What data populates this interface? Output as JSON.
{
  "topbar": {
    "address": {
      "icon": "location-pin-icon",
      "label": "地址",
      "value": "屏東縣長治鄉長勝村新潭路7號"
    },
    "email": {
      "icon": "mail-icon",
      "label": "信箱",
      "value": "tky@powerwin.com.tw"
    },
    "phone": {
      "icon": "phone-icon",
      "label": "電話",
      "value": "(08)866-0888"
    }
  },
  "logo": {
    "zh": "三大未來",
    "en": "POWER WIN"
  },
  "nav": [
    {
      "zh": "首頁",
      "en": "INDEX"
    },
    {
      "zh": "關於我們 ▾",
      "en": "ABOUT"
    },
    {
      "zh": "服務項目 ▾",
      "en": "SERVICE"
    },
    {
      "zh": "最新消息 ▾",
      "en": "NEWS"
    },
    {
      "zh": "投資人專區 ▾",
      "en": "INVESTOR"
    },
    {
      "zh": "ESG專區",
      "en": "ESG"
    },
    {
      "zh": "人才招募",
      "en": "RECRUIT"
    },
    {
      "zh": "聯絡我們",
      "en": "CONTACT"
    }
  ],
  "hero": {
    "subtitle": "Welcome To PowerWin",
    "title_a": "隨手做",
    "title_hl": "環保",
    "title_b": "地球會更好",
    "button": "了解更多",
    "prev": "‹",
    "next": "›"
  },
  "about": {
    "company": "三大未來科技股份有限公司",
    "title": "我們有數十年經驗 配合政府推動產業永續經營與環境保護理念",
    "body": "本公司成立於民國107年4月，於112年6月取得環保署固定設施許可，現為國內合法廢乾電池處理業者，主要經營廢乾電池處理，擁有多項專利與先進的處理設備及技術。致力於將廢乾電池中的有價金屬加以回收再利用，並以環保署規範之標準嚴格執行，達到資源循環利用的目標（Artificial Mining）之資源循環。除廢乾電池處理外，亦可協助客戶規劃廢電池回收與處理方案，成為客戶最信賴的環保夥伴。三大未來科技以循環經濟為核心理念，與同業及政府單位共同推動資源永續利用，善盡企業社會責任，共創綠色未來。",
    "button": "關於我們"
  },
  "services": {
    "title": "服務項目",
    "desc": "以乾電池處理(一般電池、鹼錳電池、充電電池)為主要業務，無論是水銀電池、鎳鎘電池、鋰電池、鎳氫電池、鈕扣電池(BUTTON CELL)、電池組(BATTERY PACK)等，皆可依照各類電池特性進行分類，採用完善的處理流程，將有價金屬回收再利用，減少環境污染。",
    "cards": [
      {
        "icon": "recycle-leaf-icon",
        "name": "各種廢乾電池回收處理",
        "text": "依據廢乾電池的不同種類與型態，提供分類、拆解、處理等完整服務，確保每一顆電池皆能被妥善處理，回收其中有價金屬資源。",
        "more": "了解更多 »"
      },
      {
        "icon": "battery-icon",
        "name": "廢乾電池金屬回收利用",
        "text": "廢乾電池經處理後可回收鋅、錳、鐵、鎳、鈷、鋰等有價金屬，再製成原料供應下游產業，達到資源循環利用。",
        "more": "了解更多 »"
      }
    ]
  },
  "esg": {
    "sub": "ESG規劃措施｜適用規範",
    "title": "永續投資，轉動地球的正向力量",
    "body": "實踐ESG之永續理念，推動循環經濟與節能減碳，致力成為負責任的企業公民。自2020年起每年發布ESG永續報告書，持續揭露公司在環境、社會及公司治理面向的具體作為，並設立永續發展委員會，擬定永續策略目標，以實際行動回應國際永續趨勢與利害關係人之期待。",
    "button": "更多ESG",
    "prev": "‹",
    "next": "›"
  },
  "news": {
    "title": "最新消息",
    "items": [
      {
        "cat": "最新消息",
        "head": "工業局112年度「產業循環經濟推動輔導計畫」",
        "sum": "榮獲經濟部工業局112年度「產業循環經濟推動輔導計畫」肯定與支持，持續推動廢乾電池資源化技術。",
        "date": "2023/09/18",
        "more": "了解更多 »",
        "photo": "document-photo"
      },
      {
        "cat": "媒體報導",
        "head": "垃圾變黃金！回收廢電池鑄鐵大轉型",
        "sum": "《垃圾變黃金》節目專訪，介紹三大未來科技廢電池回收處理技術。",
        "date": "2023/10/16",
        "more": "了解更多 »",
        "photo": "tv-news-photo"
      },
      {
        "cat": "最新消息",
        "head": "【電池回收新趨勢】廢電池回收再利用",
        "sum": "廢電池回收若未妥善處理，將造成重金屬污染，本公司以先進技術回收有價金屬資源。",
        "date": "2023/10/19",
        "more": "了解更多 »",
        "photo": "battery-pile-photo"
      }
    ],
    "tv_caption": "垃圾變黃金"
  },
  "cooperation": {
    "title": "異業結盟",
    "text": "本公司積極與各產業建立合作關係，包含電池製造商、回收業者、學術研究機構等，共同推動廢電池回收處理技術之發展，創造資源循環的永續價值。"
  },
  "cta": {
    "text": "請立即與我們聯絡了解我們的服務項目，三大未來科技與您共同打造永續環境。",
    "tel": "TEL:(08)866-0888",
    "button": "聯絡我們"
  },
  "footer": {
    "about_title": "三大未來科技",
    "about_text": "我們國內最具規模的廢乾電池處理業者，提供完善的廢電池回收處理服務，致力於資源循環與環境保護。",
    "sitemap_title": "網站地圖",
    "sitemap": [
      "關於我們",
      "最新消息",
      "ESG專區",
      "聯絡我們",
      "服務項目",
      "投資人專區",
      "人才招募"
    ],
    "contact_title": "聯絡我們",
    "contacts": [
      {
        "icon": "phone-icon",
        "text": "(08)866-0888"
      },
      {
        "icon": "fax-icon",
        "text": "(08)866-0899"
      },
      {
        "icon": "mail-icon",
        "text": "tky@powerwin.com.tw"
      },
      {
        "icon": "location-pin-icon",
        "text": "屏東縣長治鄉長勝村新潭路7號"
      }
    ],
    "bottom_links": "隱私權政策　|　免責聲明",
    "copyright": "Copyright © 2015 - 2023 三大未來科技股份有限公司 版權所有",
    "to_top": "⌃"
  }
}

--------------------

= Exercise prompt =
Your task is to list each line of the records with the word "聯絡我們".

= Response =
      "zh": "聯絡我們",
    "button": "聯絡我們"
      "聯絡我們",
    "contact_title": "聯絡我們",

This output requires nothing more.